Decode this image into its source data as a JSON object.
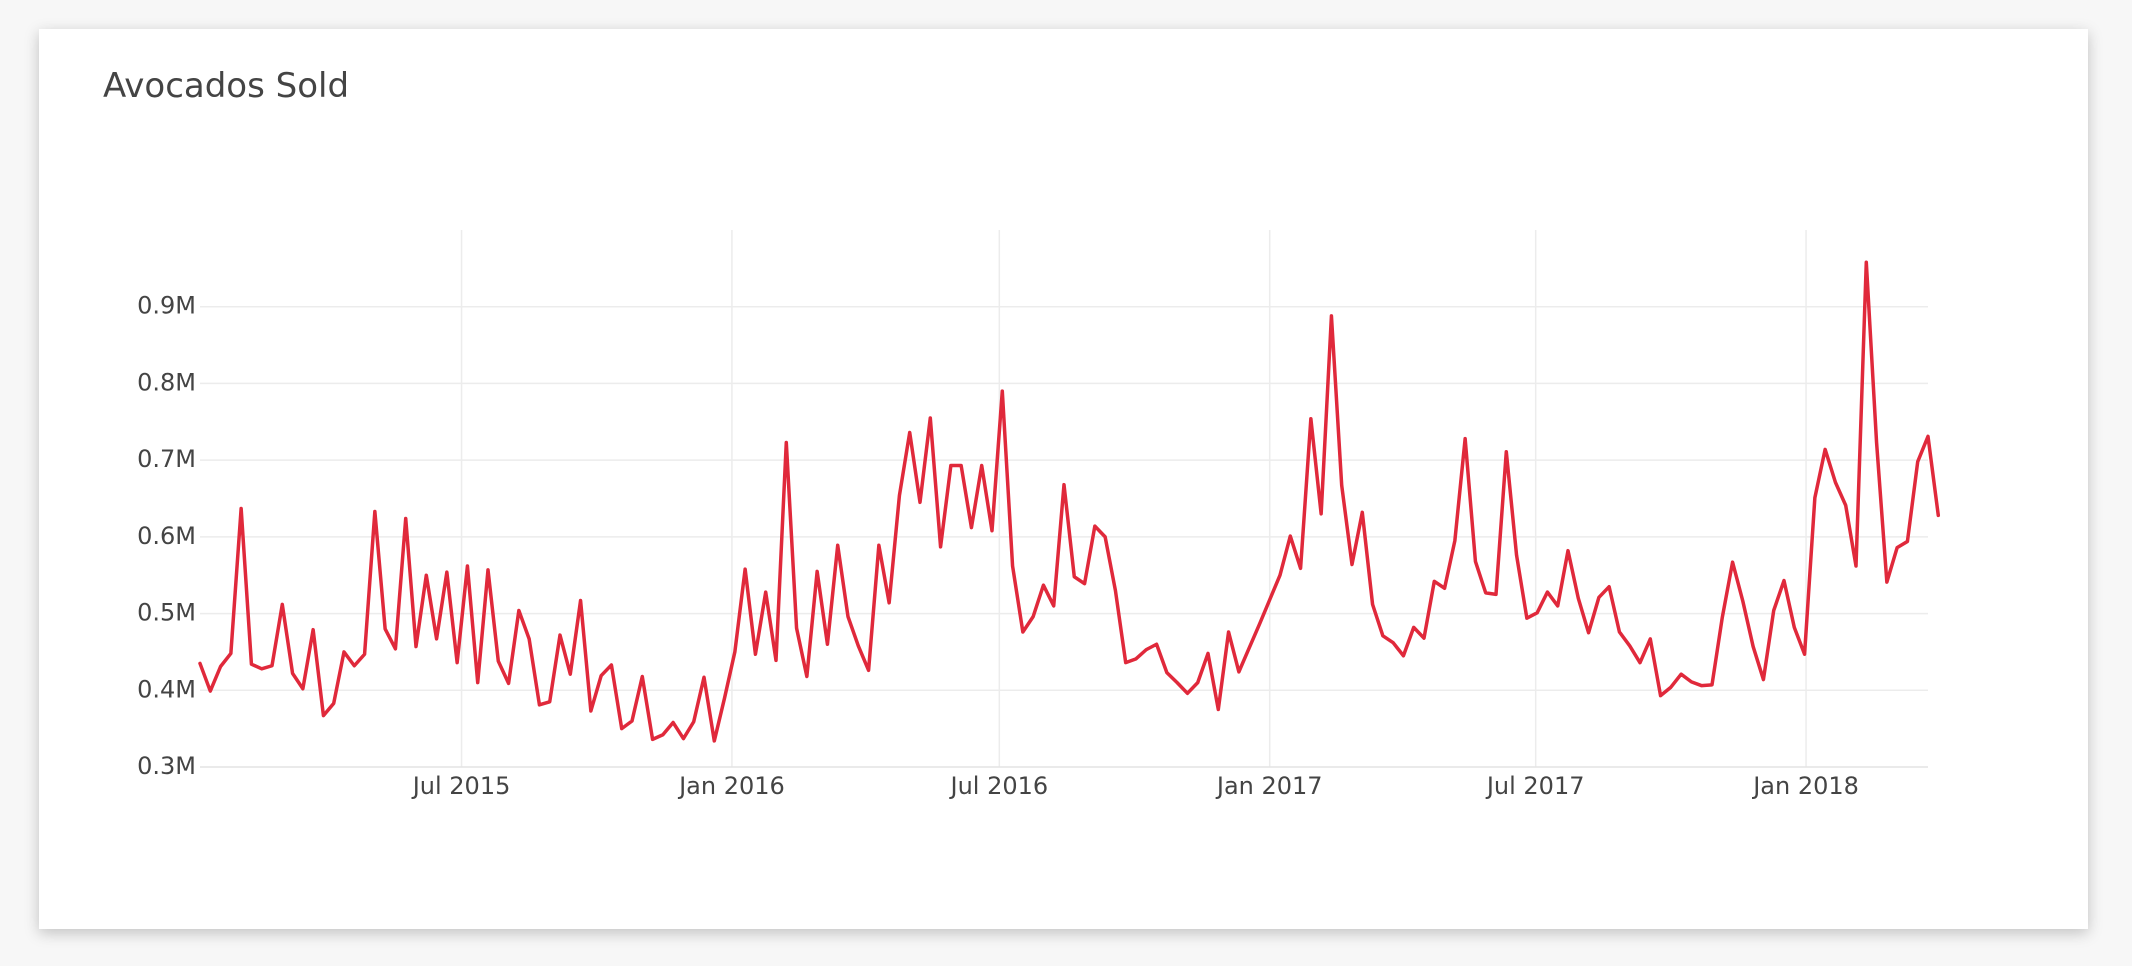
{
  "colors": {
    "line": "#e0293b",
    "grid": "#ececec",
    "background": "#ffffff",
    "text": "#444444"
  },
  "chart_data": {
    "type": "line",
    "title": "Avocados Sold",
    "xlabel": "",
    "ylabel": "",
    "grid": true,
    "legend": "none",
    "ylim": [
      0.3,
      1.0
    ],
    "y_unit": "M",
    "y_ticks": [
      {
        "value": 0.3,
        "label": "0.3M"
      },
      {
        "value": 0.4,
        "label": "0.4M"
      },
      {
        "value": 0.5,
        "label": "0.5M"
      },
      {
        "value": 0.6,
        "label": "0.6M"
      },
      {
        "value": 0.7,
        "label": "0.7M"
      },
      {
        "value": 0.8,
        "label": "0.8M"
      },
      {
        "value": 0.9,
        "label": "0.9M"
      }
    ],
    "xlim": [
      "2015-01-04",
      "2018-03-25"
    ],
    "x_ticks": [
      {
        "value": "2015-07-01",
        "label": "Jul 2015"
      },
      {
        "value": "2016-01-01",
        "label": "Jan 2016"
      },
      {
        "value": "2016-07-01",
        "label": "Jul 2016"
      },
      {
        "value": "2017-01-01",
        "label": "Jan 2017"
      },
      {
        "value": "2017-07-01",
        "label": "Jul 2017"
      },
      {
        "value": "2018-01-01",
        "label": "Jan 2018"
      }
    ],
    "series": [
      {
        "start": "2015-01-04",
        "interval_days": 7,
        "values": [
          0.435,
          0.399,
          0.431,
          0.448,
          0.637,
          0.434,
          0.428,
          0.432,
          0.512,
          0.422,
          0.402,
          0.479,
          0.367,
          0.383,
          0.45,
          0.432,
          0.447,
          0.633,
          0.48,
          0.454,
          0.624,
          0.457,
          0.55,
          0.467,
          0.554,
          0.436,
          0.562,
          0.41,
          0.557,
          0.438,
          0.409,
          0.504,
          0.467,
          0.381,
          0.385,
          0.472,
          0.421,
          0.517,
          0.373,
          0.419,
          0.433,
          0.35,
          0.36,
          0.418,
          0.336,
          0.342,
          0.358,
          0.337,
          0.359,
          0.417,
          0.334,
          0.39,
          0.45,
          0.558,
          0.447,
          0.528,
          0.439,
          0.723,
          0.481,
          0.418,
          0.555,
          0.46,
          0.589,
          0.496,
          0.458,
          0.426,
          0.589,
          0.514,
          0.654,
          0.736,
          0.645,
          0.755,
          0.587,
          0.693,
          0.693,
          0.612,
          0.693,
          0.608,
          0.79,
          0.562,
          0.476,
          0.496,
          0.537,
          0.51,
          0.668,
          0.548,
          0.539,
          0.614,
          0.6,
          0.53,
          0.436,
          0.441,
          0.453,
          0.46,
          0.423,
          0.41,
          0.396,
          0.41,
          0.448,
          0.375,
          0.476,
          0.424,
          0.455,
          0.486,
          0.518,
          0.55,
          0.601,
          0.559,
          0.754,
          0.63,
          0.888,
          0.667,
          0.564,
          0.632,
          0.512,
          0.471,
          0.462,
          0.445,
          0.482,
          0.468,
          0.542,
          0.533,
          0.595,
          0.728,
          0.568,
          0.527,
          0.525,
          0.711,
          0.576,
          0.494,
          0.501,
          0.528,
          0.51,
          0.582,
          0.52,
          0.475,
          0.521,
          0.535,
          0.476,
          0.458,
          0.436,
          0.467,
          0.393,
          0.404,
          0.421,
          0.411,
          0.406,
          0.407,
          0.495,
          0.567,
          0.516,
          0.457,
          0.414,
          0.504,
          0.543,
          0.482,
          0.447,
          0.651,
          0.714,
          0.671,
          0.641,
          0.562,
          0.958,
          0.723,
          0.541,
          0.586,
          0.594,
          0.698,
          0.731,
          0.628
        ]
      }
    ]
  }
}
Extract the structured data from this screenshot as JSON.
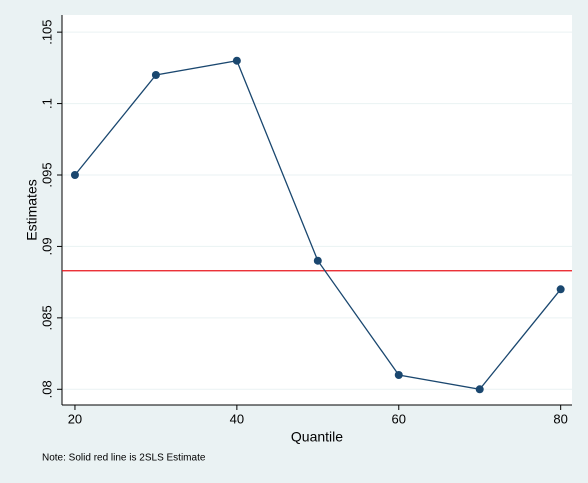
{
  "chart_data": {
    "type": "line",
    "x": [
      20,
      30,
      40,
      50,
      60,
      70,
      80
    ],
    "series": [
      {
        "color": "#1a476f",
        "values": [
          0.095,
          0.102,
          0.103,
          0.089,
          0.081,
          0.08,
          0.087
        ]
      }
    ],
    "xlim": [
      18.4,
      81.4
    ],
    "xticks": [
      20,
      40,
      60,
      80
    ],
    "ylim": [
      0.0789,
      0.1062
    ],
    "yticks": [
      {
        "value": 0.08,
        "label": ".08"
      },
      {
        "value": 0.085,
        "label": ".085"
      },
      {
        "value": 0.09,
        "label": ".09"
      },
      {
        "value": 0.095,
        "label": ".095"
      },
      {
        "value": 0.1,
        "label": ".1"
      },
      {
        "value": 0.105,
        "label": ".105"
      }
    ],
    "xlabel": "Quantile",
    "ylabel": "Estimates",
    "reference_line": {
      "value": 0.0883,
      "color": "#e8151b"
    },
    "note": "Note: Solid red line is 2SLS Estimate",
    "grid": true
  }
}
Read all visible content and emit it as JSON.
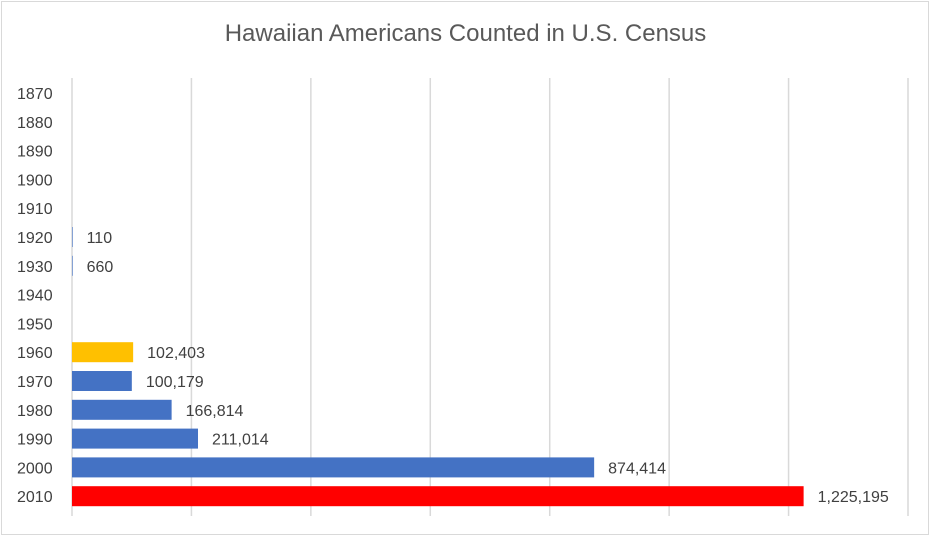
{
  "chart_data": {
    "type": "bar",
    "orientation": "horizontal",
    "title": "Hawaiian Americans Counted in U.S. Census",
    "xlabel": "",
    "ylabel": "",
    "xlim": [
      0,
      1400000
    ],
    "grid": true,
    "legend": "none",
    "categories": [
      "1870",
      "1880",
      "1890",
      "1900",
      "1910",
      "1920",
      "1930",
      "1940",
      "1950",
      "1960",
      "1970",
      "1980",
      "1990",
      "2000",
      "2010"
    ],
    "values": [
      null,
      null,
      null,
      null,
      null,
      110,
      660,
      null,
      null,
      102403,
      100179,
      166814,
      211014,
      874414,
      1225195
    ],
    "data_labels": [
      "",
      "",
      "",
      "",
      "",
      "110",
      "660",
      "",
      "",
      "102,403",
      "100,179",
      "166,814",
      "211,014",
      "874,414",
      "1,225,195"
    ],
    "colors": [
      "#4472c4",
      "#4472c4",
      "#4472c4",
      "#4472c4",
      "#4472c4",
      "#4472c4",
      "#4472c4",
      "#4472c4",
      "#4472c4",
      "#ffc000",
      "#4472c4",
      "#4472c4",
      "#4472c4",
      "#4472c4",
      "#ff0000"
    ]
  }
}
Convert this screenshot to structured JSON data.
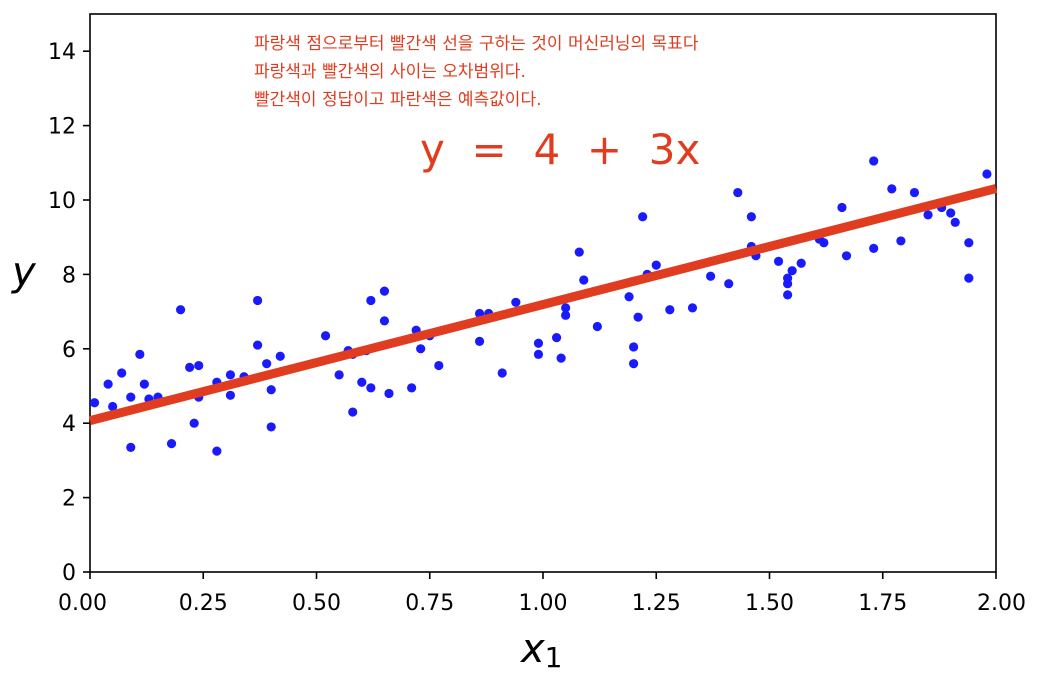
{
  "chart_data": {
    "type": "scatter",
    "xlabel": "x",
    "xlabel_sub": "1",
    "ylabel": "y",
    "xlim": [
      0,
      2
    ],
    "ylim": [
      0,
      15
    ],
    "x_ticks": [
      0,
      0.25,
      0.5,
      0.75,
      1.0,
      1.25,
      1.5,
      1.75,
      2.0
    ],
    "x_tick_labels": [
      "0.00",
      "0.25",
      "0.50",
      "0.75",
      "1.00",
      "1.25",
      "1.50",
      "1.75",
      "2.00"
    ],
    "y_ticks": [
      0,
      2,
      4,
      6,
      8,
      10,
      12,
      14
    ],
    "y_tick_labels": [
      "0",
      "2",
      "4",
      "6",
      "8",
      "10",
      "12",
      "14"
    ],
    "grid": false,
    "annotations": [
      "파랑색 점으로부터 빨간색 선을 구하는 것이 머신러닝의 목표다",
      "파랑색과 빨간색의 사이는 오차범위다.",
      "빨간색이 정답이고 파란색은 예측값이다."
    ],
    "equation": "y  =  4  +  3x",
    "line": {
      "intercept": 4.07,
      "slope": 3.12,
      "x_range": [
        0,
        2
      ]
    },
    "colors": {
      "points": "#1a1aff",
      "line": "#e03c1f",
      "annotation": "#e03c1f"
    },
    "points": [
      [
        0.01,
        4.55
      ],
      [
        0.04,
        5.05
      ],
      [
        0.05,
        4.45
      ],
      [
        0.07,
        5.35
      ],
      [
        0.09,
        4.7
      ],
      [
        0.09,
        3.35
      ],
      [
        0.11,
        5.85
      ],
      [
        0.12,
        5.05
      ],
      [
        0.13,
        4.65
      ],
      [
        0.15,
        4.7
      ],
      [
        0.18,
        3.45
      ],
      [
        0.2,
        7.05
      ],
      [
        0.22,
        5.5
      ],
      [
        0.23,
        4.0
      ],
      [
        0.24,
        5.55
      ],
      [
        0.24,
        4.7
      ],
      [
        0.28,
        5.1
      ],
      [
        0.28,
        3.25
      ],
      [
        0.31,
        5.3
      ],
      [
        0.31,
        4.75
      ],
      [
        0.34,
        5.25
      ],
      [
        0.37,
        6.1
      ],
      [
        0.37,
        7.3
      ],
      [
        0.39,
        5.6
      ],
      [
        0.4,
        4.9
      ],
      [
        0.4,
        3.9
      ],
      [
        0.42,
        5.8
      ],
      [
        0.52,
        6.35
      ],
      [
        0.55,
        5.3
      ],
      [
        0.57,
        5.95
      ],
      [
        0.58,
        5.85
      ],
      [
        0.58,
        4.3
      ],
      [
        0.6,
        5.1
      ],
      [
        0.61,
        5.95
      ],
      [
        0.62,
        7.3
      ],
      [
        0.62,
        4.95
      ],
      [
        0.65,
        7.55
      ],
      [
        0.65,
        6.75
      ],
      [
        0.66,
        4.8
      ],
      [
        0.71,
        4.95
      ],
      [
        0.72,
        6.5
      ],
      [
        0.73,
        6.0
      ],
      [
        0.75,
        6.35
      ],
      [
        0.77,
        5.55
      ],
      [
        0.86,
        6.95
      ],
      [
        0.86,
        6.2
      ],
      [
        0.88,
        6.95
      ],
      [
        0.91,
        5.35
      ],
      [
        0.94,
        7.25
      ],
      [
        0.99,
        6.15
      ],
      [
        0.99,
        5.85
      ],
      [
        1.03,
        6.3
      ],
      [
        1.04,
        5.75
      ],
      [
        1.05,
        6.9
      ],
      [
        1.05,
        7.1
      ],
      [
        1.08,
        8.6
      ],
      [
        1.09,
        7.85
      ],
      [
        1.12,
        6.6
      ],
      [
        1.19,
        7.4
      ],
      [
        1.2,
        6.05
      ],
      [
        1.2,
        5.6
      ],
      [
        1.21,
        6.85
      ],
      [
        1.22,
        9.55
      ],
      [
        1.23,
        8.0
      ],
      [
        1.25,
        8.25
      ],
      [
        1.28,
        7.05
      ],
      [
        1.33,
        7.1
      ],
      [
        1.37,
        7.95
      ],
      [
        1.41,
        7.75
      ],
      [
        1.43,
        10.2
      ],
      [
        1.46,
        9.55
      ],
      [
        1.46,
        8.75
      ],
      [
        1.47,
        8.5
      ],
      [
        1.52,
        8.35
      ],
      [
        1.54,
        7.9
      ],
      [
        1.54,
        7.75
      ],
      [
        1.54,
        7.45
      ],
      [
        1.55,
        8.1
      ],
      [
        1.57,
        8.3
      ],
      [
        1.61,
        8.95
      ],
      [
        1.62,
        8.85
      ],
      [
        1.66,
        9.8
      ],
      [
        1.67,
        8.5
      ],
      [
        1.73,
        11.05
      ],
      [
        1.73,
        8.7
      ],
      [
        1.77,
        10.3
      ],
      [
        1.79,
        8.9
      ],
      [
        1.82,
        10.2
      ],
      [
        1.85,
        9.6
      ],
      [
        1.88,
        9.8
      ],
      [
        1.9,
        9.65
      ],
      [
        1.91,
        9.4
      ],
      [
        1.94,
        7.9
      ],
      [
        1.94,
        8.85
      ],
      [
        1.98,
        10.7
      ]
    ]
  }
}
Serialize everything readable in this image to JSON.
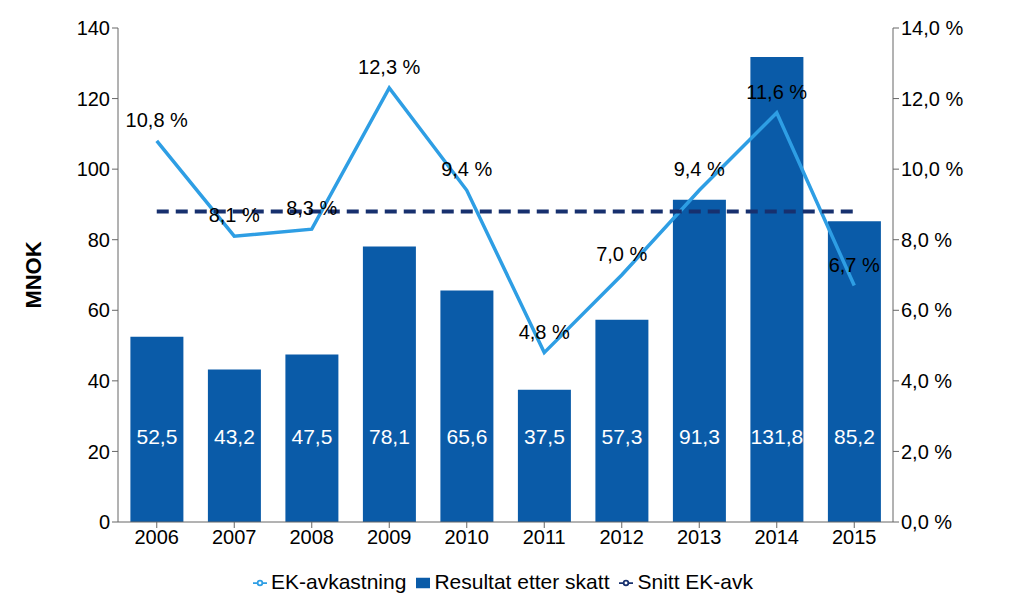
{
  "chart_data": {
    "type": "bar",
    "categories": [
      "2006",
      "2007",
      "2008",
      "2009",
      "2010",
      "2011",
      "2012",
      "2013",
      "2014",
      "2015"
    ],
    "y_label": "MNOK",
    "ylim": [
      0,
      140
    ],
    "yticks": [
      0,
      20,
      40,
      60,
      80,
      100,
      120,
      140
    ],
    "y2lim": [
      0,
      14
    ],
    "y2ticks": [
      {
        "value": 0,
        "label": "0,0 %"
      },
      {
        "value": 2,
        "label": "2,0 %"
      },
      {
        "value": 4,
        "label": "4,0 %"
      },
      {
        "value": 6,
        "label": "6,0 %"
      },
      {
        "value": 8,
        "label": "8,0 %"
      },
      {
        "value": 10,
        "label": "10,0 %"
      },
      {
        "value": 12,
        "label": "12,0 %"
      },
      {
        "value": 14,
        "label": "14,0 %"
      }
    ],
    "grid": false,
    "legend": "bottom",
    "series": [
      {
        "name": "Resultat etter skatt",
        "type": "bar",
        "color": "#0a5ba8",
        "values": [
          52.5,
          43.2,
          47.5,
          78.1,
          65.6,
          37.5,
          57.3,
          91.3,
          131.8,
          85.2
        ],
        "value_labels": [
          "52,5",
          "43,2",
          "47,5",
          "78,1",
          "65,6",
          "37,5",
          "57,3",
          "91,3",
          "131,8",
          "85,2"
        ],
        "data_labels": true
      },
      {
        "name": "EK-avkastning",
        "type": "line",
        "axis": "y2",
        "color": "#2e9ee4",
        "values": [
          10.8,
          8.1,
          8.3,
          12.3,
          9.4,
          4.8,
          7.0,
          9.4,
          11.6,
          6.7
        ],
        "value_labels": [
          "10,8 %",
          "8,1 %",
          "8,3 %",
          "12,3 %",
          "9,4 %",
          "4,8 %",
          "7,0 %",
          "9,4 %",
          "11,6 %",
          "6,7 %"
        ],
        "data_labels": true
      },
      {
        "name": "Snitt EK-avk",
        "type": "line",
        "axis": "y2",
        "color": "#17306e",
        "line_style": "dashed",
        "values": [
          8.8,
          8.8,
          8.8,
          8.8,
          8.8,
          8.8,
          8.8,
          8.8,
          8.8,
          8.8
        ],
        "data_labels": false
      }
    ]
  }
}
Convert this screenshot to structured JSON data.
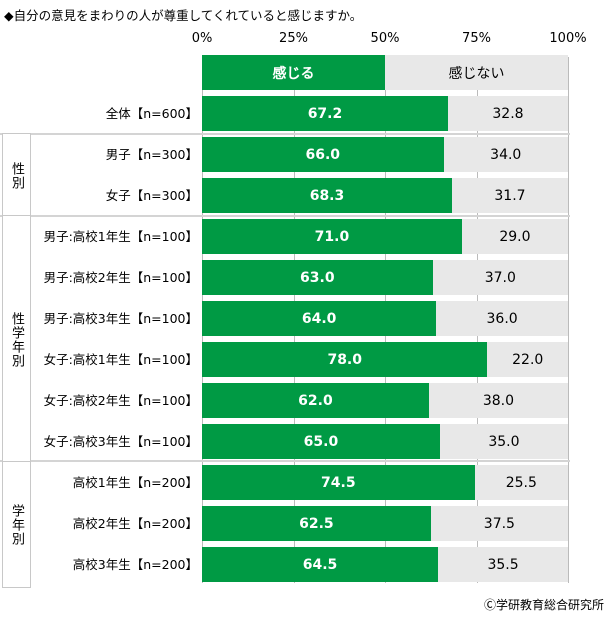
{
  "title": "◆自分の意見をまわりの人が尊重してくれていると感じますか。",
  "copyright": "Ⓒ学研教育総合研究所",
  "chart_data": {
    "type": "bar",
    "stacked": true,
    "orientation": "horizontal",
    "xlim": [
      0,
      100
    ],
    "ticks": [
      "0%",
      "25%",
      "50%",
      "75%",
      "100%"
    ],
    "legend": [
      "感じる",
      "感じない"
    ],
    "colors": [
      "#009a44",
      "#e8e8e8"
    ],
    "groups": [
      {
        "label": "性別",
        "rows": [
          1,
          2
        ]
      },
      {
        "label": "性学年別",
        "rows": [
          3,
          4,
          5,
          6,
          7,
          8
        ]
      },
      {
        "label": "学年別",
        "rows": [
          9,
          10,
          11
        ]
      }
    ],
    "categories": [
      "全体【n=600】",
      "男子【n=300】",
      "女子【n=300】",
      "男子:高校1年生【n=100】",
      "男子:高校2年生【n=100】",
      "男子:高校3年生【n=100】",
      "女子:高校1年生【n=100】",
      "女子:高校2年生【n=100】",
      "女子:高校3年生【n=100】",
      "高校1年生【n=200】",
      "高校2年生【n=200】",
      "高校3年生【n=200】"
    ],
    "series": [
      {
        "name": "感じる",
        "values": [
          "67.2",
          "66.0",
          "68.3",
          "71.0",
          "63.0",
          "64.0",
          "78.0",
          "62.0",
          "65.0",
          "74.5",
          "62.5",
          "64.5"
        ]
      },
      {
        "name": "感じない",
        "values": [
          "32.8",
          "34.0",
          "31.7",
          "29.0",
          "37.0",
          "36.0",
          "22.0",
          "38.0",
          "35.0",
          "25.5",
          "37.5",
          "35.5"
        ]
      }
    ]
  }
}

_Short exercise_. From the data above, pick out each line containing "JSON" and copy it.

_Complete answer_.
Decode this image into its source data as a JSON object.
Extract the structured data from this screenshot as JSON.
Read all visible content and emit it as JSON.
Convert this screenshot to structured JSON data.
Serialize everything readable in this image to JSON.
Convert this screenshot to structured JSON data.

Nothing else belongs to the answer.